To be done: Repeat the listing in full. Nothing may be added or left out.

* * *

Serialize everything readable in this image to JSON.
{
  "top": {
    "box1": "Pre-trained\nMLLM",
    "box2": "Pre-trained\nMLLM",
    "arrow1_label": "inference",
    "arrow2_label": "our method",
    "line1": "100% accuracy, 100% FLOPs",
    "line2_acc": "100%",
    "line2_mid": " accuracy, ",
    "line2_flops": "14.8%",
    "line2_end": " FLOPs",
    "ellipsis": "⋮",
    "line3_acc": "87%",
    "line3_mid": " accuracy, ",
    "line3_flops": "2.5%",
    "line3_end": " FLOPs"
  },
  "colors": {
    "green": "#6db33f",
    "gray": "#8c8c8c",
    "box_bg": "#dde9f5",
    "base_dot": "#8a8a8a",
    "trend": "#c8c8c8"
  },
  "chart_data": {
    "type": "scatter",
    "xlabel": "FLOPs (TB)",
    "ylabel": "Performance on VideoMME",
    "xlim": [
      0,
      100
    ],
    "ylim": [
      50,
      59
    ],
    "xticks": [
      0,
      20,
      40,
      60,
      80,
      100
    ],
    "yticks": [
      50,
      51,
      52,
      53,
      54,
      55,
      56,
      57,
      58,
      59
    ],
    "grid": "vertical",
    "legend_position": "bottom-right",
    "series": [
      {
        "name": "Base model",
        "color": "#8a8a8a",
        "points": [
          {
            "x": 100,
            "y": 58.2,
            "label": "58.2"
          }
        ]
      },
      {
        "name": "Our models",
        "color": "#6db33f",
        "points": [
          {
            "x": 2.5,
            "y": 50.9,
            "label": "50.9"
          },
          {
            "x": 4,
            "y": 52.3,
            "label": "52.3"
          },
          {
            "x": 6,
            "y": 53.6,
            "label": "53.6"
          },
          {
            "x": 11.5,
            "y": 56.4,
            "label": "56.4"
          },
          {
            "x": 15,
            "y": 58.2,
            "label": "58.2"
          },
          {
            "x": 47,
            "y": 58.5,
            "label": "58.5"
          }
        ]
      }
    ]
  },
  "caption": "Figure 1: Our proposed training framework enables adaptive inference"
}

* * *

Task result:
Serialize everything readable in this image to JSON.
{
  "top": {
    "box1": "Pre-trained\nMLLM",
    "box2": "Pre-trained\nMLLM",
    "arrow1_label": "inference",
    "arrow2_label": "our method",
    "line1": "100% accuracy, 100% FLOPs",
    "line2_acc": "100%",
    "line2_mid": " accuracy, ",
    "line2_flops": "14.8%",
    "line2_end": " FLOPs",
    "ellipsis": "⋮",
    "line3_acc": "87%",
    "line3_mid": " accuracy, ",
    "line3_flops": "2.5%",
    "line3_end": " FLOPs"
  },
  "colors": {
    "green": "#6db33f",
    "gray": "#8c8c8c",
    "box_bg": "#dde9f5",
    "base_dot": "#8a8a8a",
    "trend": "#c8c8c8"
  },
  "chart_data": {
    "type": "scatter",
    "xlabel": "FLOPs (TB)",
    "ylabel": "Performance on VideoMME",
    "xlim": [
      0,
      100
    ],
    "ylim": [
      50,
      59
    ],
    "xticks": [
      0,
      20,
      40,
      60,
      80,
      100
    ],
    "yticks": [
      50,
      51,
      52,
      53,
      54,
      55,
      56,
      57,
      58,
      59
    ],
    "grid": "vertical",
    "legend_position": "bottom-right",
    "series": [
      {
        "name": "Base model",
        "color": "#8a8a8a",
        "points": [
          {
            "x": 100,
            "y": 58.2,
            "label": "58.2"
          }
        ]
      },
      {
        "name": "Our models",
        "color": "#6db33f",
        "points": [
          {
            "x": 2.5,
            "y": 50.9,
            "label": "50.9"
          },
          {
            "x": 4,
            "y": 52.3,
            "label": "52.3"
          },
          {
            "x": 6,
            "y": 53.6,
            "label": "53.6"
          },
          {
            "x": 11.5,
            "y": 56.4,
            "label": "56.4"
          },
          {
            "x": 15,
            "y": 58.2,
            "label": "58.2"
          },
          {
            "x": 47,
            "y": 58.5,
            "label": "58.5"
          }
        ]
      }
    ]
  },
  "caption": "Figure 1: Our proposed training framework enables adaptive inference"
}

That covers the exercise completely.